Work instructions:
Your task is to copy the listing exactly. Drop any pictures from the copy.

─── Material provided ───

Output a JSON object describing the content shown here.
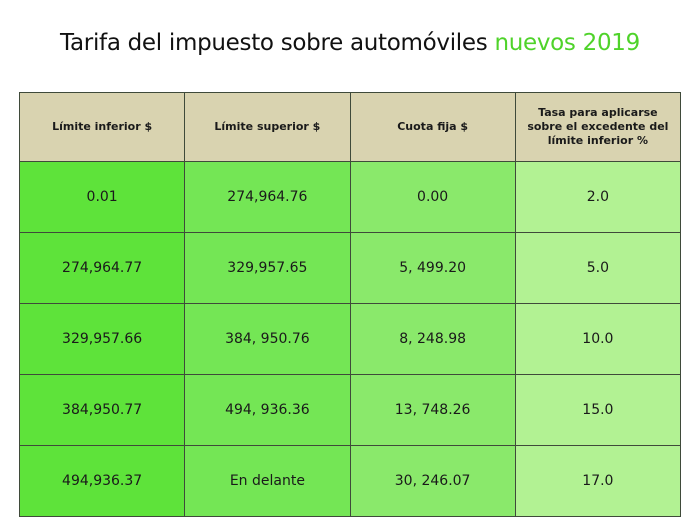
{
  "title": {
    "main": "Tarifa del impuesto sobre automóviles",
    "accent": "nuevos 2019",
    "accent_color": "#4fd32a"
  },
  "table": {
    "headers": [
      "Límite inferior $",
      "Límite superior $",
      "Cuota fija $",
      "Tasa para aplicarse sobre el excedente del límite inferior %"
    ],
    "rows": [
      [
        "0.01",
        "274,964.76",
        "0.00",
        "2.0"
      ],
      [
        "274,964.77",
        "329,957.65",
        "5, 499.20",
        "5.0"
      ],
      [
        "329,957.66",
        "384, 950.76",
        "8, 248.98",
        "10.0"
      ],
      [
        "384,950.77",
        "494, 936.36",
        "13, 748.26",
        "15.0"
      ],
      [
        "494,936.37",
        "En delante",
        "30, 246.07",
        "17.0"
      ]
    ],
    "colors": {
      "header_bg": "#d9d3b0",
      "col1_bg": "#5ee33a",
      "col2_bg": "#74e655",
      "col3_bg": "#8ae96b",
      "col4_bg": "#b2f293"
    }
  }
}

───

Response to this task:
Output a JSON object describing the content shown here.
{
  "title": {
    "main": "Tarifa del impuesto sobre automóviles",
    "accent": "nuevos 2019",
    "accent_color": "#4fd32a"
  },
  "table": {
    "headers": [
      "Límite inferior $",
      "Límite superior $",
      "Cuota fija $",
      "Tasa para aplicarse sobre el excedente del límite inferior %"
    ],
    "rows": [
      [
        "0.01",
        "274,964.76",
        "0.00",
        "2.0"
      ],
      [
        "274,964.77",
        "329,957.65",
        "5, 499.20",
        "5.0"
      ],
      [
        "329,957.66",
        "384, 950.76",
        "8, 248.98",
        "10.0"
      ],
      [
        "384,950.77",
        "494, 936.36",
        "13, 748.26",
        "15.0"
      ],
      [
        "494,936.37",
        "En delante",
        "30, 246.07",
        "17.0"
      ]
    ],
    "colors": {
      "header_bg": "#d9d3b0",
      "col1_bg": "#5ee33a",
      "col2_bg": "#74e655",
      "col3_bg": "#8ae96b",
      "col4_bg": "#b2f293"
    }
  }
}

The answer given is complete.